Given exercise: Make an exact copy of the records, with the images left out.

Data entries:
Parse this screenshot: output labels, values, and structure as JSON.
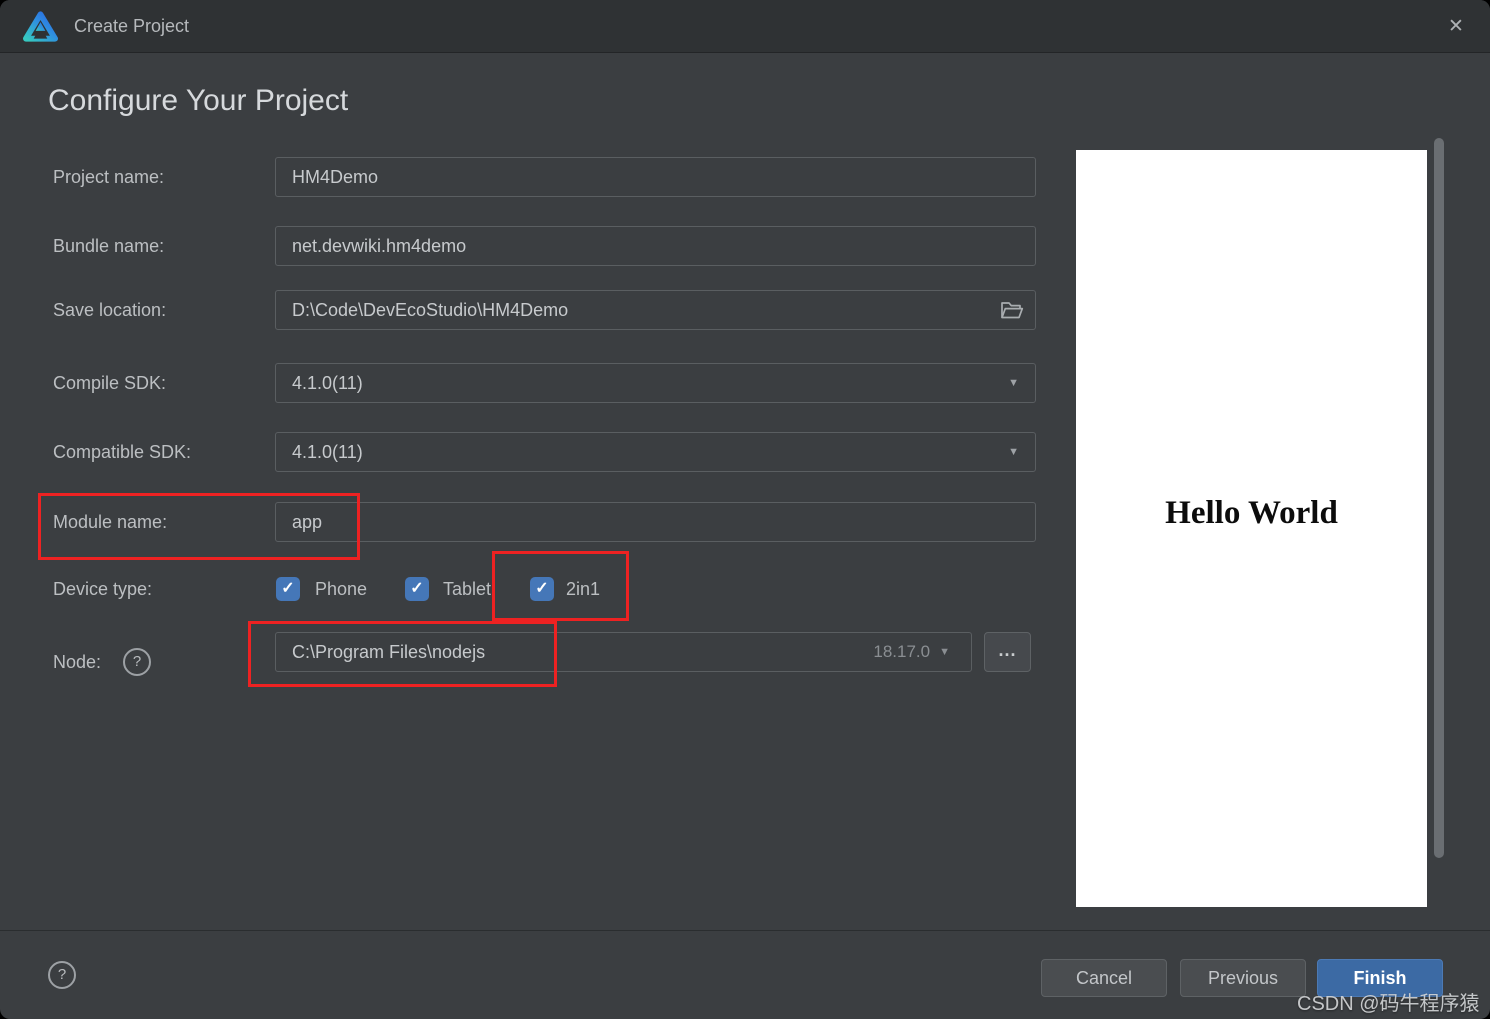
{
  "window": {
    "title": "Create Project",
    "close": "✕"
  },
  "heading": "Configure Your Project",
  "form": {
    "project_name": {
      "label": "Project name:",
      "value": "HM4Demo"
    },
    "bundle_name": {
      "label": "Bundle name:",
      "value": "net.devwiki.hm4demo"
    },
    "save_location": {
      "label": "Save location:",
      "value": "D:\\Code\\DevEcoStudio\\HM4Demo"
    },
    "compile_sdk": {
      "label": "Compile SDK:",
      "value": "4.1.0(11)"
    },
    "compatible_sdk": {
      "label": "Compatible SDK:",
      "value": "4.1.0(11)"
    },
    "module_name": {
      "label": "Module name:",
      "value": "app"
    },
    "device_type": {
      "label": "Device type:",
      "options": [
        {
          "label": "Phone",
          "checked": true
        },
        {
          "label": "Tablet",
          "checked": true
        },
        {
          "label": "2in1",
          "checked": true
        }
      ]
    },
    "node": {
      "label": "Node:",
      "path": "C:\\Program Files\\nodejs",
      "version": "18.17.0",
      "browse": "..."
    }
  },
  "preview": {
    "text": "Hello World"
  },
  "footer": {
    "cancel": "Cancel",
    "previous": "Previous",
    "finish": "Finish"
  },
  "watermark": "CSDN @码牛程序猿",
  "icons": {
    "check": "✓",
    "combo_arrow": "▼",
    "help": "?",
    "close": "✕"
  },
  "colors": {
    "checkbox_blue": "#4577b8",
    "finish_blue": "#3c6aa4",
    "highlight_red": "#ee2222"
  }
}
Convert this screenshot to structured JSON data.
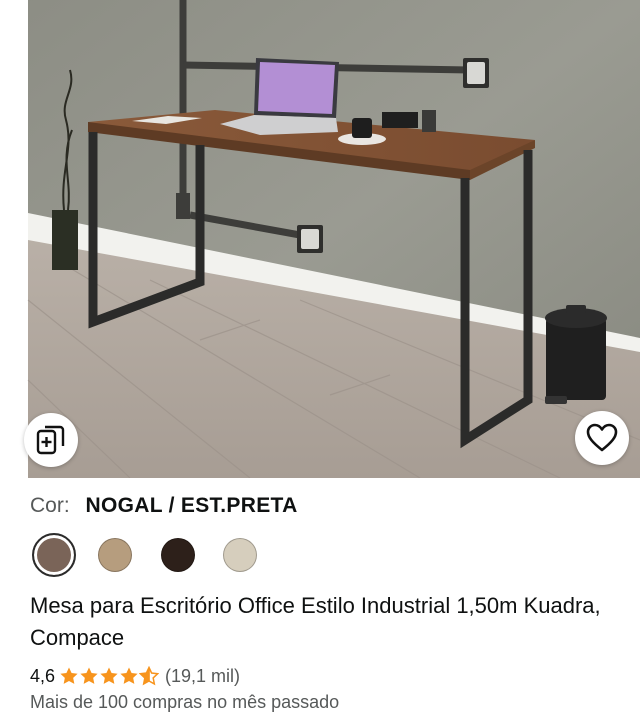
{
  "product": {
    "image_alt": "Mesa de escritório industrial",
    "color_label": "Cor:",
    "color_value": "NOGAL / EST.PRETA",
    "swatches": [
      {
        "name": "nogal",
        "color": "#7a6458",
        "selected": true
      },
      {
        "name": "castanho-claro",
        "color": "#b69d7e",
        "selected": false
      },
      {
        "name": "preto",
        "color": "#2d201a",
        "selected": false
      },
      {
        "name": "bege",
        "color": "#d6cebd",
        "selected": false
      }
    ],
    "title": "Mesa para Escritório Office Estilo Industrial 1,50m Kuadra, Compace",
    "rating": "4,6",
    "rating_value": 4.6,
    "rating_count": "(19,1 mil)",
    "purchases": "Mais de 100 compras no mês passado"
  },
  "icons": {
    "compare": "compare-icon",
    "wishlist": "heart-icon",
    "star": "star-icon"
  },
  "colors": {
    "star": "#f7941d",
    "text": "#0f1111",
    "muted": "#565959"
  }
}
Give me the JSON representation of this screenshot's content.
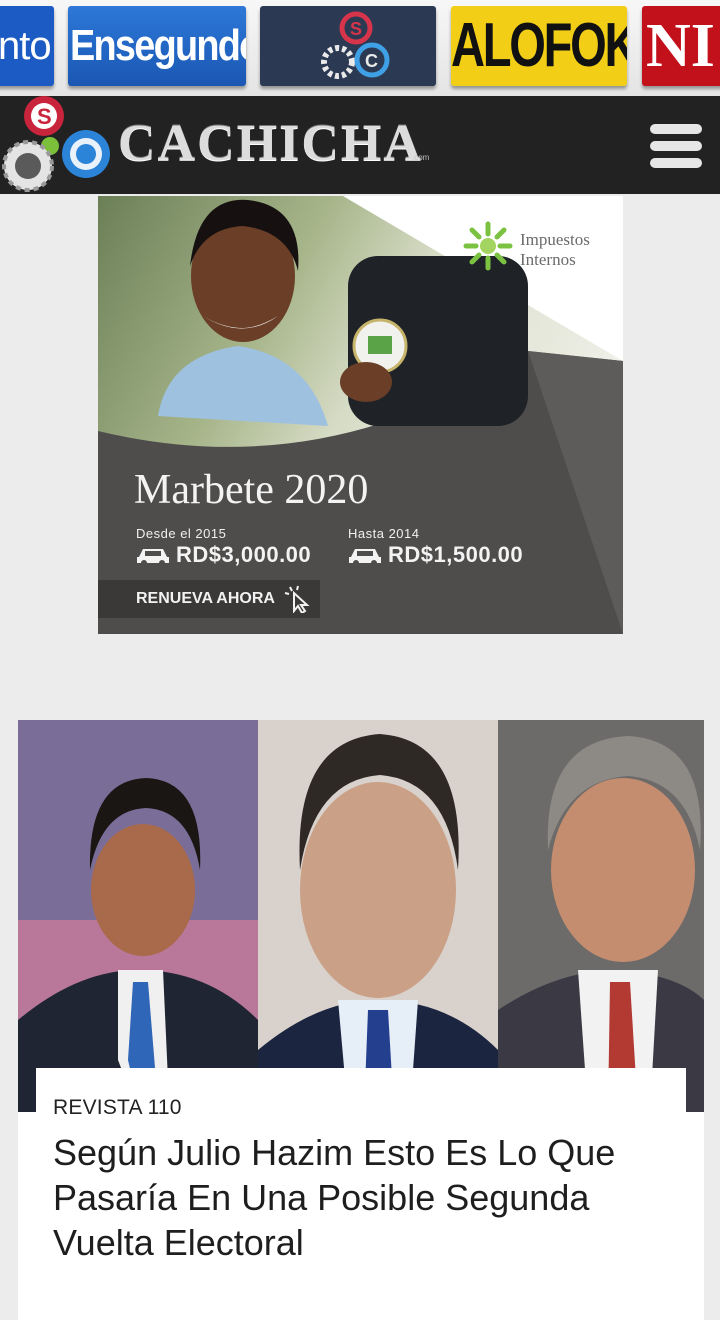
{
  "partner_strip": {
    "items": [
      {
        "name": "partner-logo-1",
        "text": "nto"
      },
      {
        "name": "partner-logo-ensegundos",
        "text": "Ensegundos"
      },
      {
        "name": "partner-logo-3",
        "text": ""
      },
      {
        "name": "partner-logo-alofoke",
        "text": "ALOFOKE"
      },
      {
        "name": "partner-logo-5",
        "text": "NI"
      }
    ]
  },
  "header": {
    "site_name": "CACHICHA",
    "site_suffix": ".com",
    "menu_icon": "hamburger-menu-icon"
  },
  "ad": {
    "brand": "Impuestos Internos",
    "title": "Marbete 2020",
    "price_left_label": "Desde el 2015",
    "price_left": "RD$3,000.00",
    "price_right_label": "Hasta 2014",
    "price_right": "RD$1,500.00",
    "cta": "RENUEVA AHORA",
    "colors": {
      "panel": "#4e4d4c",
      "accent_green": "#7cc242"
    }
  },
  "article": {
    "category": "REVISTA 110",
    "title": "Según Julio Hazim Esto Es Lo Que Pasaría En Una Posible Segunda Vuelta Electoral"
  }
}
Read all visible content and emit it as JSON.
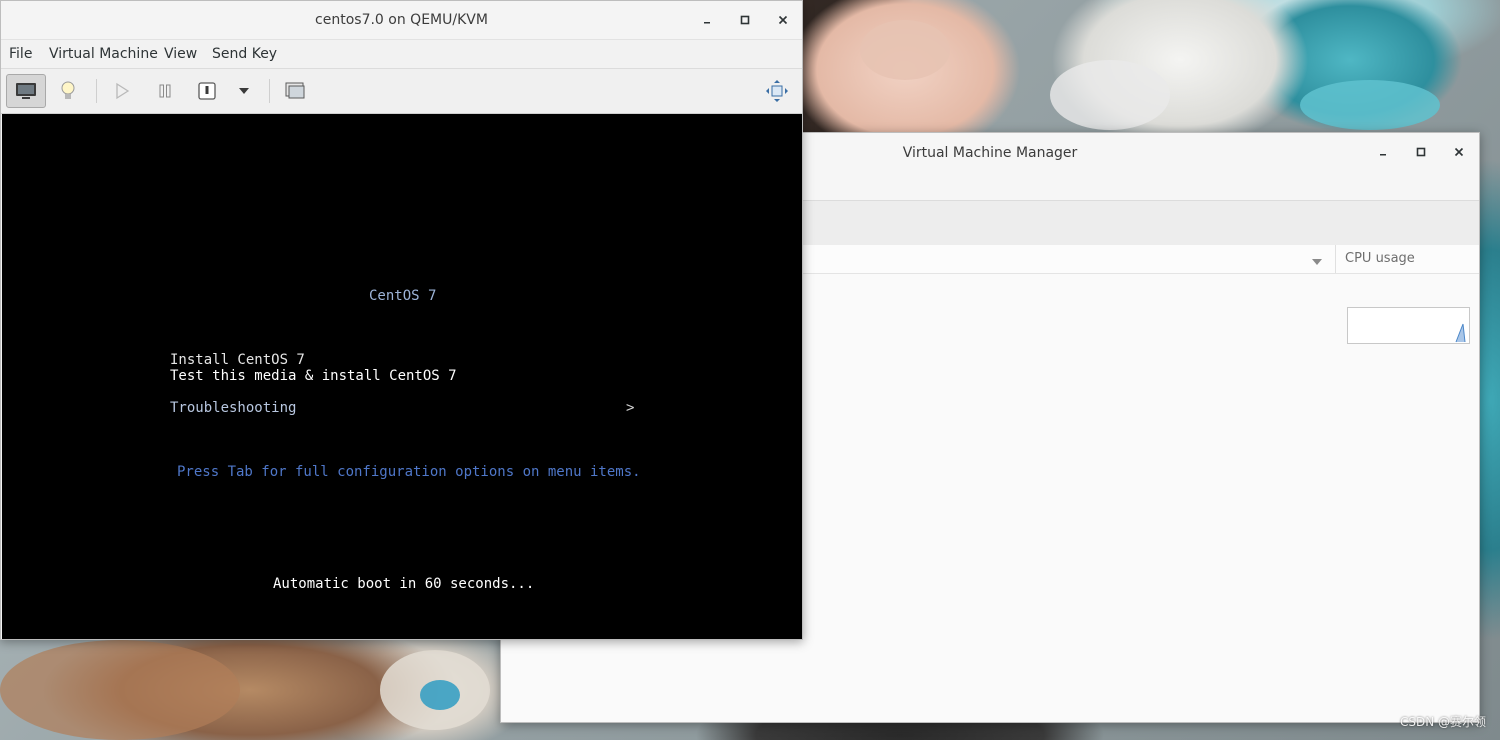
{
  "vmm_window": {
    "title": "Virtual Machine Manager",
    "column_header": {
      "cpu_usage": "CPU usage"
    }
  },
  "console_window": {
    "title": "centos7.0 on QEMU/KVM",
    "menu": [
      "File",
      "Virtual Machine",
      "View",
      "Send Key"
    ],
    "toolbar": {
      "icons": [
        "console-icon",
        "details-lightbulb-icon",
        "run-icon",
        "pause-icon",
        "shutdown-icon",
        "shutdown-menu-icon",
        "snapshots-icon",
        "fullscreen-icon"
      ]
    }
  },
  "boot_screen": {
    "title": "CentOS 7",
    "options": [
      "Install CentOS 7",
      "Test this media & install CentOS 7",
      "Troubleshooting"
    ],
    "submenu_arrow": ">",
    "hint": "Press Tab for full configuration options on menu items.",
    "autoboot": "Automatic boot in 60 seconds..."
  },
  "watermark": "CSDN @赛尔领",
  "colors": {
    "terminal_bg": "#000000",
    "title_blue": "#9db4d8",
    "hint_blue": "#4f77c9"
  }
}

The output:
Parse this screenshot: output labels, values, and structure as JSON.
{
  "window": {
    "title": "Create Project",
    "close": "✕"
  },
  "heading": "Configure Your Project",
  "form": {
    "project_name": {
      "label": "Project name:",
      "value": "HM4Demo"
    },
    "bundle_name": {
      "label": "Bundle name:",
      "value": "net.devwiki.hm4demo"
    },
    "save_location": {
      "label": "Save location:",
      "value": "D:\\Code\\DevEcoStudio\\HM4Demo"
    },
    "compile_sdk": {
      "label": "Compile SDK:",
      "value": "4.1.0(11)"
    },
    "compatible_sdk": {
      "label": "Compatible SDK:",
      "value": "4.1.0(11)"
    },
    "module_name": {
      "label": "Module name:",
      "value": "app"
    },
    "device_type": {
      "label": "Device type:",
      "options": [
        {
          "label": "Phone",
          "checked": true
        },
        {
          "label": "Tablet",
          "checked": true
        },
        {
          "label": "2in1",
          "checked": true
        }
      ]
    },
    "node": {
      "label": "Node:",
      "path": "C:\\Program Files\\nodejs",
      "version": "18.17.0",
      "browse": "..."
    }
  },
  "preview": {
    "text": "Hello World"
  },
  "footer": {
    "cancel": "Cancel",
    "previous": "Previous",
    "finish": "Finish"
  },
  "watermark": "CSDN @码牛程序猿",
  "icons": {
    "check": "✓",
    "combo_arrow": "▼",
    "help": "?",
    "close": "✕"
  },
  "colors": {
    "checkbox_blue": "#4577b8",
    "finish_blue": "#3c6aa4",
    "highlight_red": "#ee2222"
  }
}
Convert this screenshot to structured JSON data.
{
  "product": {
    "image_alt": "Mesa de escritório industrial",
    "color_label": "Cor:",
    "color_value": "NOGAL / EST.PRETA",
    "swatches": [
      {
        "name": "nogal",
        "color": "#7a6458",
        "selected": true
      },
      {
        "name": "castanho-claro",
        "color": "#b69d7e",
        "selected": false
      },
      {
        "name": "preto",
        "color": "#2d201a",
        "selected": false
      },
      {
        "name": "bege",
        "color": "#d6cebd",
        "selected": false
      }
    ],
    "title": "Mesa para Escritório Office Estilo Industrial 1,50m Kuadra, Compace",
    "rating": "4,6",
    "rating_value": 4.6,
    "rating_count": "(19,1 mil)",
    "purchases": "Mais de 100 compras no mês passado"
  },
  "icons": {
    "compare": "compare-icon",
    "wishlist": "heart-icon",
    "star": "star-icon"
  },
  "colors": {
    "star": "#f7941d",
    "text": "#0f1111",
    "muted": "#565959"
  }
}
Give me the JSON representation of this screenshot's content.
{
  "partner_strip": {
    "items": [
      {
        "name": "partner-logo-1",
        "text": "nto"
      },
      {
        "name": "partner-logo-ensegundos",
        "text": "Ensegundos"
      },
      {
        "name": "partner-logo-3",
        "text": ""
      },
      {
        "name": "partner-logo-alofoke",
        "text": "ALOFOKE"
      },
      {
        "name": "partner-logo-5",
        "text": "NI"
      }
    ]
  },
  "header": {
    "site_name": "CACHICHA",
    "site_suffix": ".com",
    "menu_icon": "hamburger-menu-icon"
  },
  "ad": {
    "brand": "Impuestos Internos",
    "title": "Marbete 2020",
    "price_left_label": "Desde el 2015",
    "price_left": "RD$3,000.00",
    "price_right_label": "Hasta 2014",
    "price_right": "RD$1,500.00",
    "cta": "RENUEVA AHORA",
    "colors": {
      "panel": "#4e4d4c",
      "accent_green": "#7cc242"
    }
  },
  "article": {
    "category": "REVISTA 110",
    "title": "Según Julio Hazim Esto Es Lo Que Pasaría En Una Posible Segunda Vuelta Electoral"
  }
}
Read all visible content and emit it as JSON.
{
  "vmm_window": {
    "title": "Virtual Machine Manager",
    "column_header": {
      "cpu_usage": "CPU usage"
    }
  },
  "console_window": {
    "title": "centos7.0 on QEMU/KVM",
    "menu": [
      "File",
      "Virtual Machine",
      "View",
      "Send Key"
    ],
    "toolbar": {
      "icons": [
        "console-icon",
        "details-lightbulb-icon",
        "run-icon",
        "pause-icon",
        "shutdown-icon",
        "shutdown-menu-icon",
        "snapshots-icon",
        "fullscreen-icon"
      ]
    }
  },
  "boot_screen": {
    "title": "CentOS 7",
    "options": [
      "Install CentOS 7",
      "Test this media & install CentOS 7",
      "Troubleshooting"
    ],
    "submenu_arrow": ">",
    "hint": "Press Tab for full configuration options on menu items.",
    "autoboot": "Automatic boot in 60 seconds..."
  },
  "watermark": "CSDN @赛尔领",
  "colors": {
    "terminal_bg": "#000000",
    "title_blue": "#9db4d8",
    "hint_blue": "#4f77c9"
  }
}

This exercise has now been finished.